# What is expected
Quote the listing in full, exactly as given, minus any pictures.

[Records that describe figures]
============================================================
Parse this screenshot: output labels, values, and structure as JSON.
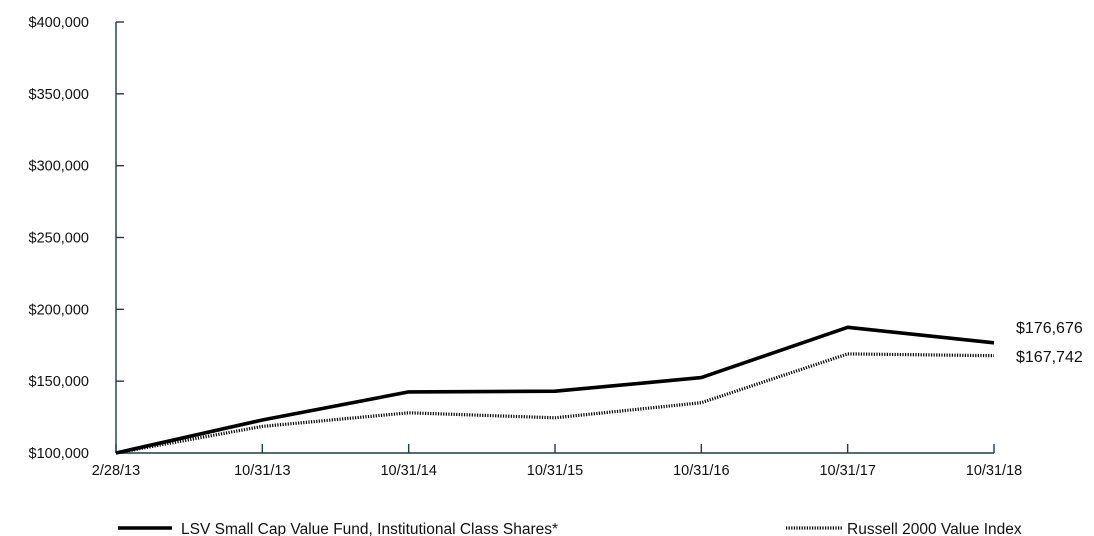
{
  "chart_data": {
    "type": "line",
    "categories": [
      "2/28/13",
      "10/31/13",
      "10/31/14",
      "10/31/15",
      "10/31/16",
      "10/31/17",
      "10/31/18"
    ],
    "ylim": [
      100000,
      400000
    ],
    "yticks": [
      100000,
      150000,
      200000,
      250000,
      300000,
      350000,
      400000
    ],
    "ytick_labels": [
      "$100,000",
      "$150,000",
      "$200,000",
      "$250,000",
      "$300,000",
      "$350,000",
      "$400,000"
    ],
    "grid": false,
    "legend_position": "bottom",
    "series": [
      {
        "name": "LSV Small Cap Value Fund, Institutional Class Shares*",
        "style": "solid",
        "color": "#000000",
        "values": [
          100000,
          123000,
          142500,
          143000,
          152500,
          187500,
          176676
        ],
        "end_label": "$176,676"
      },
      {
        "name": "Russell 2000 Value Index",
        "style": "dotted",
        "color": "#000000",
        "values": [
          100000,
          118500,
          128000,
          124500,
          135000,
          169000,
          167742
        ],
        "end_label": "$167,742"
      }
    ]
  }
}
============================================================
# Final result
Parse this screenshot: output labels, values, and structure as JSON.
{
  "chart_data": {
    "type": "line",
    "categories": [
      "2/28/13",
      "10/31/13",
      "10/31/14",
      "10/31/15",
      "10/31/16",
      "10/31/17",
      "10/31/18"
    ],
    "ylim": [
      100000,
      400000
    ],
    "yticks": [
      100000,
      150000,
      200000,
      250000,
      300000,
      350000,
      400000
    ],
    "ytick_labels": [
      "$100,000",
      "$150,000",
      "$200,000",
      "$250,000",
      "$300,000",
      "$350,000",
      "$400,000"
    ],
    "grid": false,
    "legend_position": "bottom",
    "series": [
      {
        "name": "LSV Small Cap Value Fund, Institutional Class Shares*",
        "style": "solid",
        "color": "#000000",
        "values": [
          100000,
          123000,
          142500,
          143000,
          152500,
          187500,
          176676
        ],
        "end_label": "$176,676"
      },
      {
        "name": "Russell 2000 Value Index",
        "style": "dotted",
        "color": "#000000",
        "values": [
          100000,
          118500,
          128000,
          124500,
          135000,
          169000,
          167742
        ],
        "end_label": "$167,742"
      }
    ]
  }
}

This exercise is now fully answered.